** Directive **
Your task is to locate every line holding the string "radius" and to copy each of them.

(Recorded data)
↓

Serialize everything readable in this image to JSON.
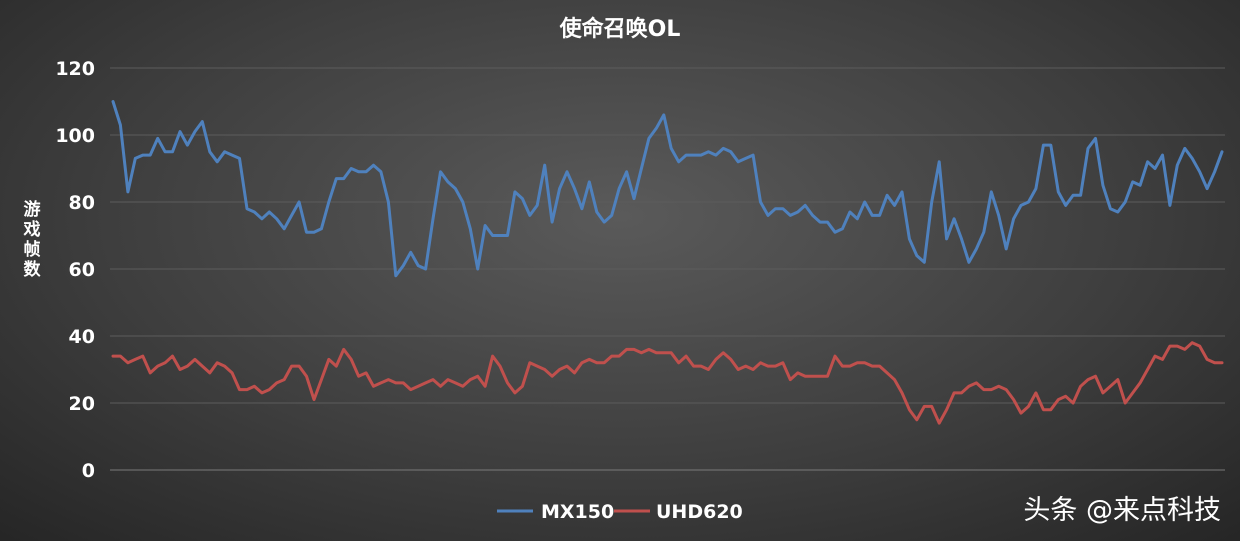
{
  "chart_data": {
    "type": "line",
    "title": "使命召唤OL",
    "xlabel": "",
    "ylabel": "游戏帧数",
    "ylim": [
      0,
      120
    ],
    "yticks": [
      0,
      20,
      40,
      60,
      80,
      100,
      120
    ],
    "grid": true,
    "legend_position": "bottom",
    "series": [
      {
        "name": "MX150",
        "color": "#4f81bd",
        "values": [
          110,
          103,
          83,
          93,
          94,
          94,
          99,
          95,
          95,
          101,
          97,
          101,
          104,
          95,
          92,
          95,
          94,
          93,
          78,
          77,
          75,
          77,
          75,
          72,
          76,
          80,
          71,
          71,
          72,
          80,
          87,
          87,
          90,
          89,
          89,
          91,
          89,
          80,
          58,
          61,
          65,
          61,
          60,
          75,
          89,
          86,
          84,
          80,
          72,
          60,
          73,
          70,
          70,
          70,
          83,
          81,
          76,
          79,
          91,
          74,
          84,
          89,
          84,
          78,
          86,
          77,
          74,
          76,
          84,
          89,
          81,
          90,
          99,
          102,
          106,
          96,
          92,
          94,
          94,
          94,
          95,
          94,
          96,
          95,
          92,
          93,
          94,
          80,
          76,
          78,
          78,
          76,
          77,
          79,
          76,
          74,
          74,
          71,
          72,
          77,
          75,
          80,
          76,
          76,
          82,
          79,
          83,
          69,
          64,
          62,
          80,
          92,
          69,
          75,
          69,
          62,
          66,
          71,
          83,
          76,
          66,
          75,
          79,
          80,
          84,
          97,
          97,
          83,
          79,
          82,
          82,
          96,
          99,
          85,
          78,
          77,
          80,
          86,
          85,
          92,
          90,
          94,
          79,
          91,
          96,
          93,
          89,
          84,
          89,
          95
        ]
      },
      {
        "name": "UHD620",
        "color": "#c0504d",
        "values": [
          34,
          34,
          32,
          33,
          34,
          29,
          31,
          32,
          34,
          30,
          31,
          33,
          31,
          29,
          32,
          31,
          29,
          24,
          24,
          25,
          23,
          24,
          26,
          27,
          31,
          31,
          28,
          21,
          27,
          33,
          31,
          36,
          33,
          28,
          29,
          25,
          26,
          27,
          26,
          26,
          24,
          25,
          26,
          27,
          25,
          27,
          26,
          25,
          27,
          28,
          25,
          34,
          31,
          26,
          23,
          25,
          32,
          31,
          30,
          28,
          30,
          31,
          29,
          32,
          33,
          32,
          32,
          34,
          34,
          36,
          36,
          35,
          36,
          35,
          35,
          35,
          32,
          34,
          31,
          31,
          30,
          33,
          35,
          33,
          30,
          31,
          30,
          32,
          31,
          31,
          32,
          27,
          29,
          28,
          28,
          28,
          28,
          34,
          31,
          31,
          32,
          32,
          31,
          31,
          29,
          27,
          23,
          18,
          15,
          19,
          19,
          14,
          18,
          23,
          23,
          25,
          26,
          24,
          24,
          25,
          24,
          21,
          17,
          19,
          23,
          18,
          18,
          21,
          22,
          20,
          25,
          27,
          28,
          23,
          25,
          27,
          20,
          23,
          26,
          30,
          34,
          33,
          37,
          37,
          36,
          38,
          37,
          33,
          32,
          32
        ]
      }
    ]
  },
  "watermark": "头条 @来点科技"
}
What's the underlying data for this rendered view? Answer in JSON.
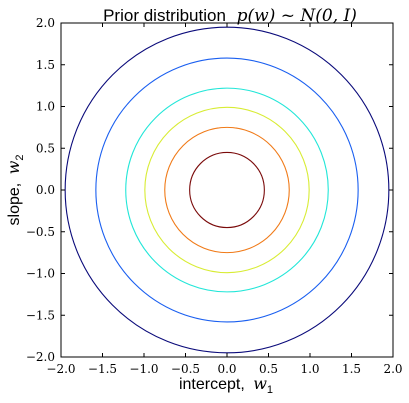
{
  "chart_data": {
    "type": "contour",
    "title": "Prior distribution",
    "title_math": "p(w) ~ N(0, I)",
    "xlabel": "intercept,",
    "xlabel_math": "w",
    "xlabel_sub": "1",
    "ylabel": "slope,",
    "ylabel_math": "w",
    "ylabel_sub": "2",
    "xlim": [
      -2.0,
      2.0
    ],
    "ylim": [
      -2.0,
      2.0
    ],
    "xticks": [
      "−2.0",
      "−1.5",
      "−1.0",
      "−0.5",
      "0.0",
      "0.5",
      "1.0",
      "1.5",
      "2.0"
    ],
    "yticks": [
      "2.0",
      "1.5",
      "1.0",
      "0.5",
      "0.0",
      "−0.5",
      "−1.0",
      "−1.5",
      "−2.0"
    ],
    "grid": false,
    "contours": [
      {
        "radius": 1.95,
        "color": "#0a0a7a"
      },
      {
        "radius": 1.58,
        "color": "#1a5ff0"
      },
      {
        "radius": 1.22,
        "color": "#22e6d8"
      },
      {
        "radius": 0.99,
        "color": "#d8ec34"
      },
      {
        "radius": 0.75,
        "color": "#f07a18"
      },
      {
        "radius": 0.45,
        "color": "#7a0a0a"
      }
    ]
  }
}
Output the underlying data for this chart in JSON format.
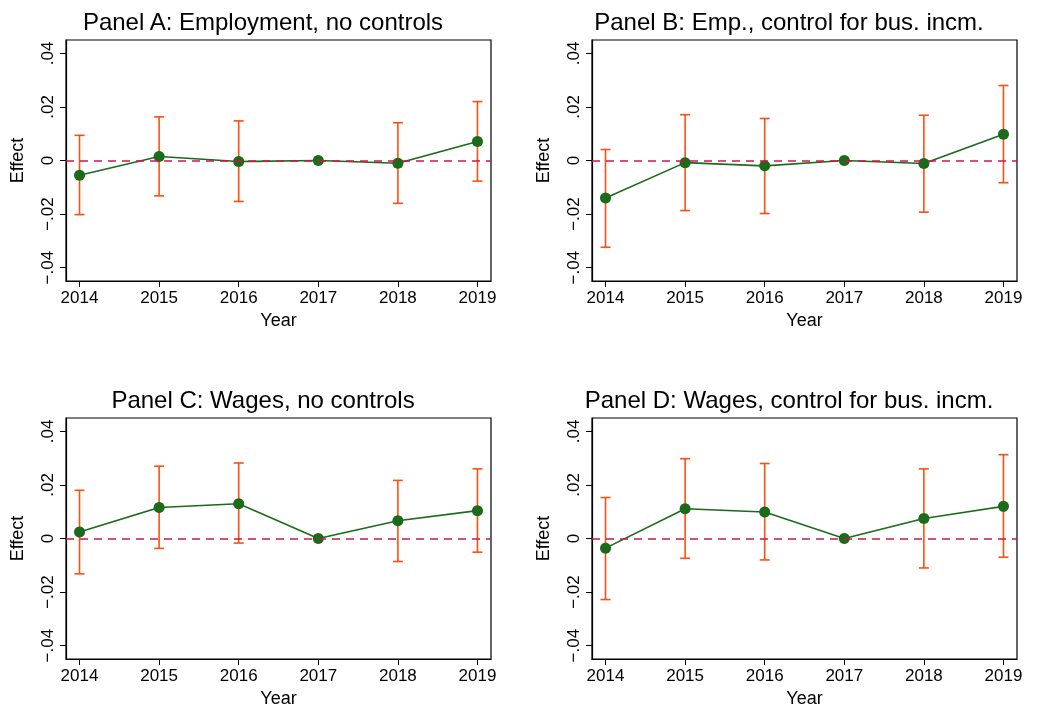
{
  "chart_data": [
    {
      "type": "line",
      "title": "Panel A: Employment, no controls",
      "xlabel": "Year",
      "ylabel": "Effect",
      "x": [
        2014,
        2015,
        2016,
        2017,
        2018,
        2019
      ],
      "xlim": [
        2013.83,
        2019.17
      ],
      "xticks": [
        2014,
        2015,
        2016,
        2017,
        2018,
        2019
      ],
      "ylim": [
        -0.045,
        0.045
      ],
      "yticks": [
        {
          "value": -0.04,
          "label": "−.04"
        },
        {
          "value": -0.02,
          "label": "−.02"
        },
        {
          "value": 0,
          "label": "0"
        },
        {
          "value": 0.02,
          "label": ".02"
        },
        {
          "value": 0.04,
          "label": ".04"
        }
      ],
      "grid": false,
      "marker": "circle",
      "line_style": "solid",
      "series": [
        {
          "color": "#1a6b1a",
          "values": [
            -0.0055,
            0.0015,
            -0.0004,
            0,
            -0.001,
            0.0071
          ],
          "errors": [
            [
              -0.0202,
              0.0094
            ],
            [
              -0.0132,
              0.0163
            ],
            [
              -0.0153,
              0.0148
            ],
            null,
            [
              -0.016,
              0.0141
            ],
            [
              -0.0077,
              0.022
            ]
          ]
        }
      ],
      "ref_lines": [
        {
          "axis": "y",
          "value": 0,
          "color": "#c8184a",
          "line_style": "dashed"
        }
      ]
    },
    {
      "type": "line",
      "title": "Panel B: Emp., control for bus. incm.",
      "xlabel": "Year",
      "ylabel": "Effect",
      "x": [
        2014,
        2015,
        2016,
        2017,
        2018,
        2019
      ],
      "xlim": [
        2013.83,
        2019.17
      ],
      "xticks": [
        2014,
        2015,
        2016,
        2017,
        2018,
        2019
      ],
      "ylim": [
        -0.045,
        0.045
      ],
      "yticks": [
        {
          "value": -0.04,
          "label": "−.04"
        },
        {
          "value": -0.02,
          "label": "−.02"
        },
        {
          "value": 0,
          "label": "0"
        },
        {
          "value": 0.02,
          "label": ".02"
        },
        {
          "value": 0.04,
          "label": ".04"
        }
      ],
      "grid": false,
      "marker": "circle",
      "line_style": "solid",
      "series": [
        {
          "color": "#1a6b1a",
          "values": [
            -0.014,
            -0.0008,
            -0.002,
            0,
            -0.0011,
            0.0098
          ],
          "errors": [
            [
              -0.0324,
              0.0041
            ],
            [
              -0.0187,
              0.0171
            ],
            [
              -0.0198,
              0.0157
            ],
            null,
            [
              -0.0193,
              0.0169
            ],
            [
              -0.0083,
              0.028
            ]
          ]
        }
      ],
      "ref_lines": [
        {
          "axis": "y",
          "value": 0,
          "color": "#c8184a",
          "line_style": "dashed"
        }
      ]
    },
    {
      "type": "line",
      "title": "Panel C: Wages, no controls",
      "xlabel": "Year",
      "ylabel": "Effect",
      "x": [
        2014,
        2015,
        2016,
        2017,
        2018,
        2019
      ],
      "xlim": [
        2013.83,
        2019.17
      ],
      "xticks": [
        2014,
        2015,
        2016,
        2017,
        2018,
        2019
      ],
      "ylim": [
        -0.045,
        0.045
      ],
      "yticks": [
        {
          "value": -0.04,
          "label": "−.04"
        },
        {
          "value": -0.02,
          "label": "−.02"
        },
        {
          "value": 0,
          "label": "0"
        },
        {
          "value": 0.02,
          "label": ".02"
        },
        {
          "value": 0.04,
          "label": ".04"
        }
      ],
      "grid": false,
      "marker": "circle",
      "line_style": "solid",
      "series": [
        {
          "color": "#1a6b1a",
          "values": [
            0.0024,
            0.0116,
            0.013,
            0,
            0.0066,
            0.0104
          ],
          "errors": [
            [
              -0.0132,
              0.018
            ],
            [
              -0.0037,
              0.027
            ],
            [
              -0.0017,
              0.0282
            ],
            null,
            [
              -0.0086,
              0.0217
            ],
            [
              -0.0051,
              0.026
            ]
          ]
        }
      ],
      "ref_lines": [
        {
          "axis": "y",
          "value": 0,
          "color": "#c8184a",
          "line_style": "dashed"
        }
      ]
    },
    {
      "type": "line",
      "title": "Panel D: Wages, control for bus. incm.",
      "xlabel": "Year",
      "ylabel": "Effect",
      "x": [
        2014,
        2015,
        2016,
        2017,
        2018,
        2019
      ],
      "xlim": [
        2013.83,
        2019.17
      ],
      "xticks": [
        2014,
        2015,
        2016,
        2017,
        2018,
        2019
      ],
      "ylim": [
        -0.045,
        0.045
      ],
      "yticks": [
        {
          "value": -0.04,
          "label": "−.04"
        },
        {
          "value": -0.02,
          "label": "−.02"
        },
        {
          "value": 0,
          "label": "0"
        },
        {
          "value": 0.02,
          "label": ".02"
        },
        {
          "value": 0.04,
          "label": ".04"
        }
      ],
      "grid": false,
      "marker": "circle",
      "line_style": "solid",
      "series": [
        {
          "color": "#1a6b1a",
          "values": [
            -0.0036,
            0.0111,
            0.0099,
            0,
            0.0075,
            0.012
          ],
          "errors": [
            [
              -0.0228,
              0.0153
            ],
            [
              -0.0074,
              0.0298
            ],
            [
              -0.008,
              0.028
            ],
            null,
            [
              -0.011,
              0.026
            ],
            [
              -0.007,
              0.0313
            ]
          ]
        }
      ],
      "ref_lines": [
        {
          "axis": "y",
          "value": 0,
          "color": "#c8184a",
          "line_style": "dashed"
        }
      ]
    }
  ]
}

↑

** Worked answer **
        "radius": 1.95,
        "radius": 1.58,
        "radius": 1.22,
        "radius": 0.99,
        "radius": 0.75,
        "radius": 0.45,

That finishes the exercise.